Exercise brief =
Copy out all the entries exactly.

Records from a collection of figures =

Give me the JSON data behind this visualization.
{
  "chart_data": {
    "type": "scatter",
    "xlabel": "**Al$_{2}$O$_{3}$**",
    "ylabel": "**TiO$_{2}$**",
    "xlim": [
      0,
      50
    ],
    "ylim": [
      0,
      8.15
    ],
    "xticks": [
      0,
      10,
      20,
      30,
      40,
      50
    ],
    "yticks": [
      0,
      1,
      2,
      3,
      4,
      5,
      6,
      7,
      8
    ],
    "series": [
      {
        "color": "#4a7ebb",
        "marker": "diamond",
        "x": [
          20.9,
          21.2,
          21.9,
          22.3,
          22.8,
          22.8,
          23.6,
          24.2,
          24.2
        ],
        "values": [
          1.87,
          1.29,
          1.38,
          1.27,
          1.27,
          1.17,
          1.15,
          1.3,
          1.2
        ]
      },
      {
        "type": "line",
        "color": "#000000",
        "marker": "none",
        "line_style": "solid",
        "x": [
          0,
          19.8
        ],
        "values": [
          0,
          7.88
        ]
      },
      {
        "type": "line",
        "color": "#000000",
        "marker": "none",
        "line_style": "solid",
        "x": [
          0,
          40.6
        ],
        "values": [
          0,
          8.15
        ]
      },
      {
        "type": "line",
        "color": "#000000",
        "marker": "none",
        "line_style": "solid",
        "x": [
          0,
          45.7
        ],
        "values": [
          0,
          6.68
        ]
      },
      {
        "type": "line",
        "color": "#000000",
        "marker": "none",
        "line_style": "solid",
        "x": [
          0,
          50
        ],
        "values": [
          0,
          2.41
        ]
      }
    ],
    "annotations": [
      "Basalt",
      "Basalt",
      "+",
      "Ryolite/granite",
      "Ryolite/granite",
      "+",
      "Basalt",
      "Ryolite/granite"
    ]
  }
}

Right answer =
Give me the JSON data behind this visualization.
{
  "chart_data": {
    "type": "scatter",
    "xlabel": "**Al$_{2}$O$_{3}$**",
    "ylabel": "**TiO$_{2}$**",
    "xlim": [
      0,
      50
    ],
    "ylim": [
      0,
      8.15
    ],
    "xticks": [
      0,
      10,
      20,
      30,
      40,
      50
    ],
    "yticks": [
      0,
      1,
      2,
      3,
      4,
      5,
      6,
      7,
      8
    ],
    "series": [
      {
        "color": "#4a7ebb",
        "marker": "diamond",
        "x": [
          20.9,
          21.2,
          21.9,
          22.3,
          22.8,
          22.8,
          23.6,
          24.2,
          24.2
        ],
        "values": [
          1.87,
          1.29,
          1.38,
          1.27,
          1.27,
          1.17,
          1.15,
          1.3,
          1.2
        ]
      },
      {
        "type": "line",
        "color": "#000000",
        "marker": "none",
        "line_style": "solid",
        "x": [
          0,
          19.8
        ],
        "values": [
          0,
          7.88
        ]
      },
      {
        "type": "line",
        "color": "#000000",
        "marker": "none",
        "line_style": "solid",
        "x": [
          0,
          40.6
        ],
        "values": [
          0,
          8.15
        ]
      },
      {
        "type": "line",
        "color": "#000000",
        "marker": "none",
        "line_style": "solid",
        "x": [
          0,
          45.7
        ],
        "values": [
          0,
          6.68
        ]
      },
      {
        "type": "line",
        "color": "#000000",
        "marker": "none",
        "line_style": "solid",
        "x": [
          0,
          50
        ],
        "values": [
          0,
          2.41
        ]
      }
    ],
    "annotations": [
      "Basalt",
      "Basalt",
      "+",
      "Ryolite/granite",
      "Ryolite/granite",
      "+",
      "Basalt",
      "Ryolite/granite"
    ]
  }
}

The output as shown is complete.